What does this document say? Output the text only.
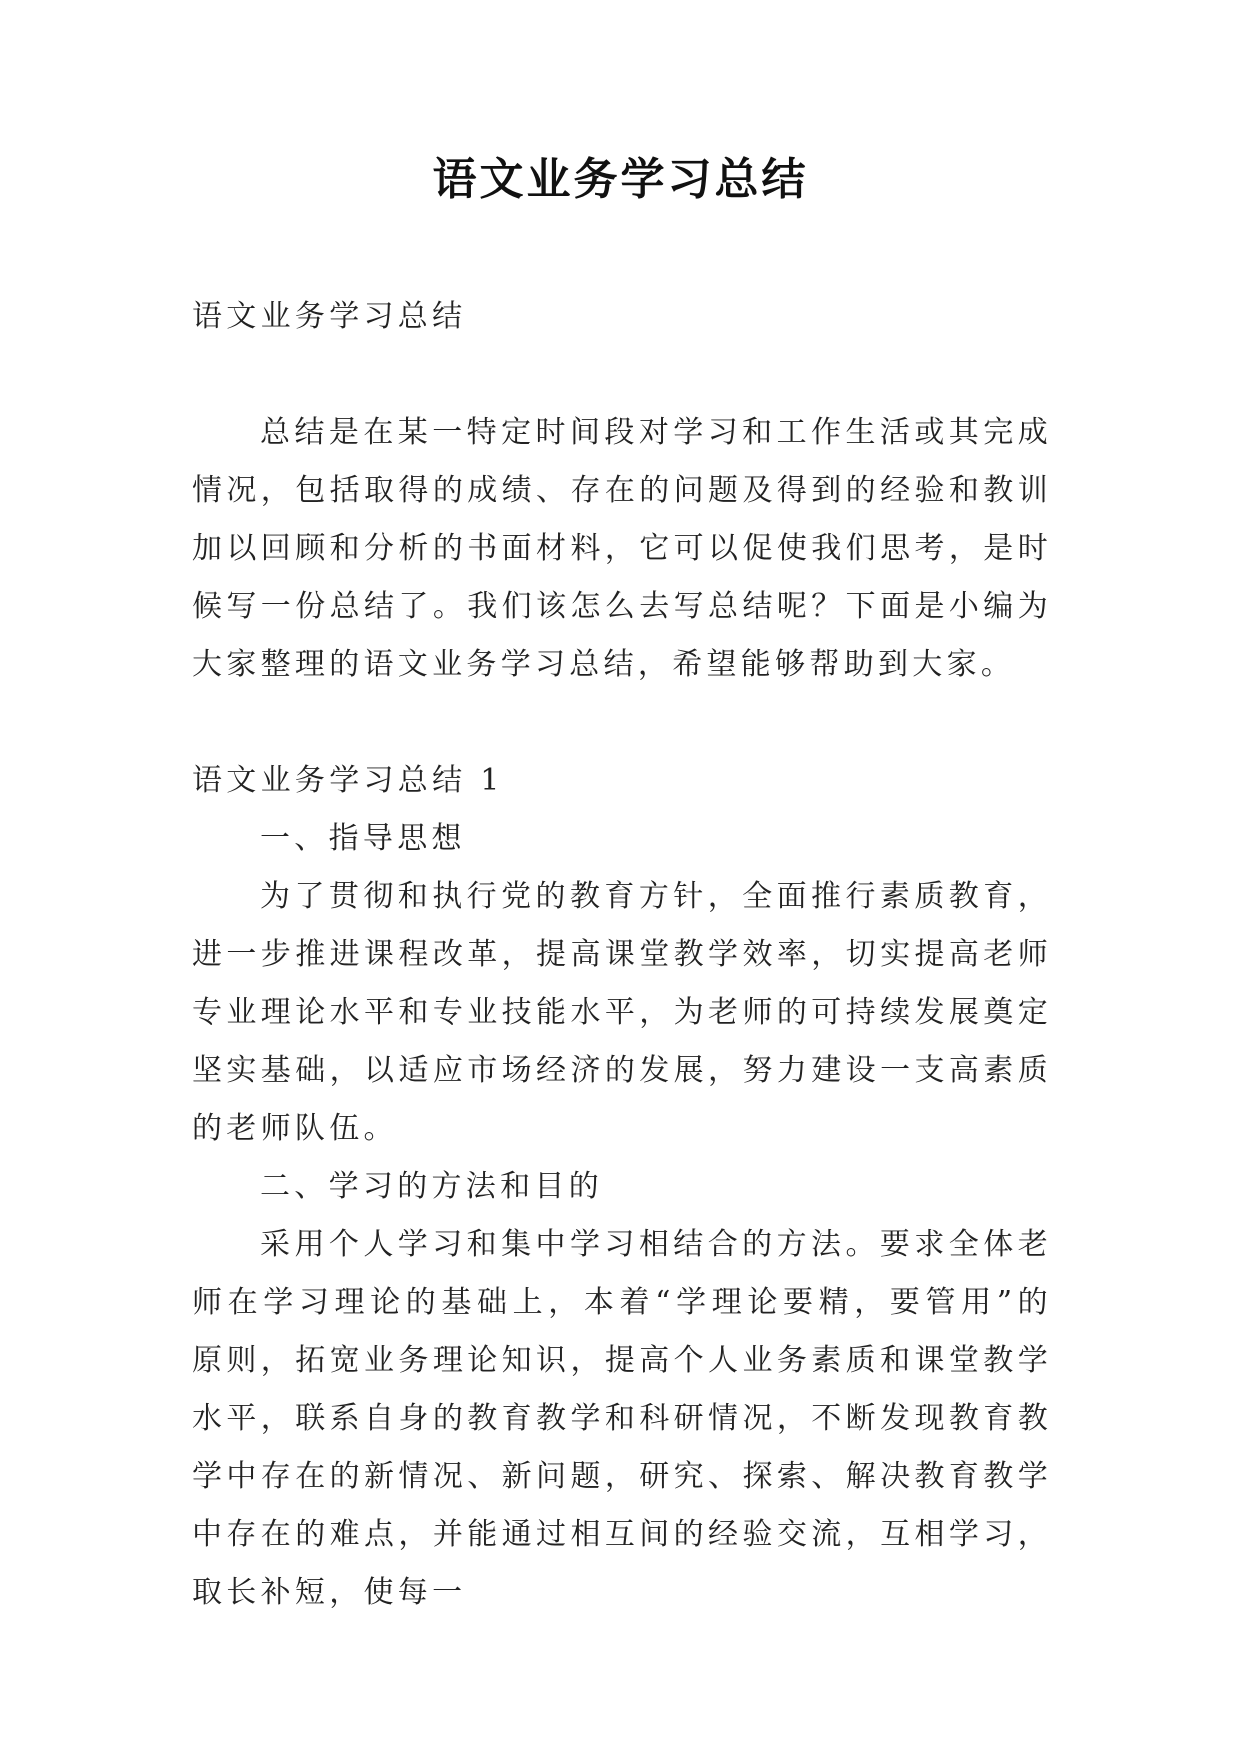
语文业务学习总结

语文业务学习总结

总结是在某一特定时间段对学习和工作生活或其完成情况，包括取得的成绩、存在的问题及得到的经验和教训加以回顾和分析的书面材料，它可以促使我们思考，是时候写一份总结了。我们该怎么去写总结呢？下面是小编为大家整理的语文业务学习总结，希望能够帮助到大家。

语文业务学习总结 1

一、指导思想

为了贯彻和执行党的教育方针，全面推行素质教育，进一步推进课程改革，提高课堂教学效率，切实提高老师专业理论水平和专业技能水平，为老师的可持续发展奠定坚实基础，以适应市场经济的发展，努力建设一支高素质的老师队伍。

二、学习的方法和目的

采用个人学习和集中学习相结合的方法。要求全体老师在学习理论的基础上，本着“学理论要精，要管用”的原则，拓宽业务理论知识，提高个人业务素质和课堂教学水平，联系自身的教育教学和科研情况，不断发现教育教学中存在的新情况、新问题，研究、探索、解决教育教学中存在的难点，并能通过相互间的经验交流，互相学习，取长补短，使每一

::::::::

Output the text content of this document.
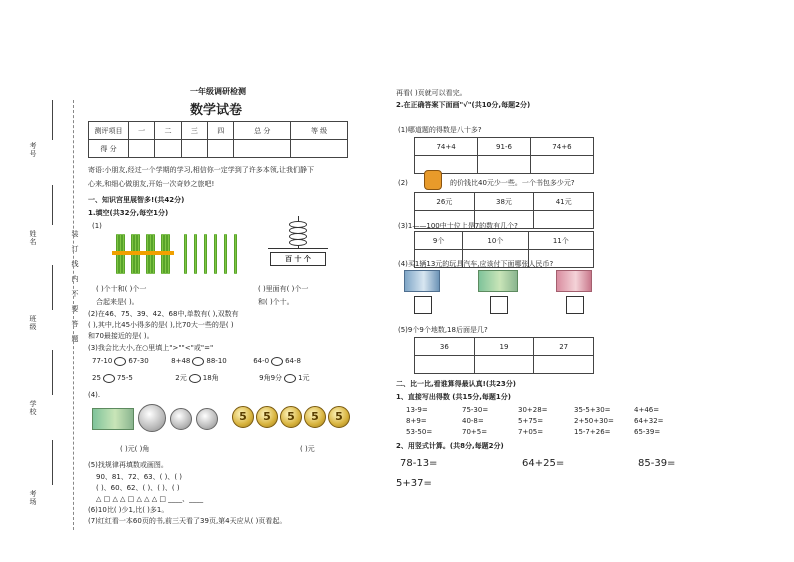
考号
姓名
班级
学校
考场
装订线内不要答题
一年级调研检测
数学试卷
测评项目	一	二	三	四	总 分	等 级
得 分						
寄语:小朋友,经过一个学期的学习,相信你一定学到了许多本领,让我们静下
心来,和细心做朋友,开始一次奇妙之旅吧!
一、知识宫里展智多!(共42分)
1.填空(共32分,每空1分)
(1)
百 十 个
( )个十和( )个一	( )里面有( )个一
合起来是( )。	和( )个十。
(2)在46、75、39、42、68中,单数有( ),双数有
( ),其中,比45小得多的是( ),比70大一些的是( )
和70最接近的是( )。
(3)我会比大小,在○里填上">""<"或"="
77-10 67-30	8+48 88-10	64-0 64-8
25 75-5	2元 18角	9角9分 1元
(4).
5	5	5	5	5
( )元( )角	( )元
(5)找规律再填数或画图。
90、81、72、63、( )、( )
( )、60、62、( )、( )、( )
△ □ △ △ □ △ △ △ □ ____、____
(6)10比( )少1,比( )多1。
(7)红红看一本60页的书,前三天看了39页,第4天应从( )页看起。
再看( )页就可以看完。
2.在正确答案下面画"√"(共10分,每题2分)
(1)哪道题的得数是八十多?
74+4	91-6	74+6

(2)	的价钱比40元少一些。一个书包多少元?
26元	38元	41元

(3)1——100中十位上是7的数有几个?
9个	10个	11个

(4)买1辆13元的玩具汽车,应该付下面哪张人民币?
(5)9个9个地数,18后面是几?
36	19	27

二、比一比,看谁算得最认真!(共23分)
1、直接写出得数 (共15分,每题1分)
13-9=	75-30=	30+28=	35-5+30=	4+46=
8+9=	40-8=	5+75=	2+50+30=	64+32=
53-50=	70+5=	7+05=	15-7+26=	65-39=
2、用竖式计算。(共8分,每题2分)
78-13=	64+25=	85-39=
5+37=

::::::::

● Your instructions
Determine how many lines of the records above contain the word "text", and report only that number.

● In response
2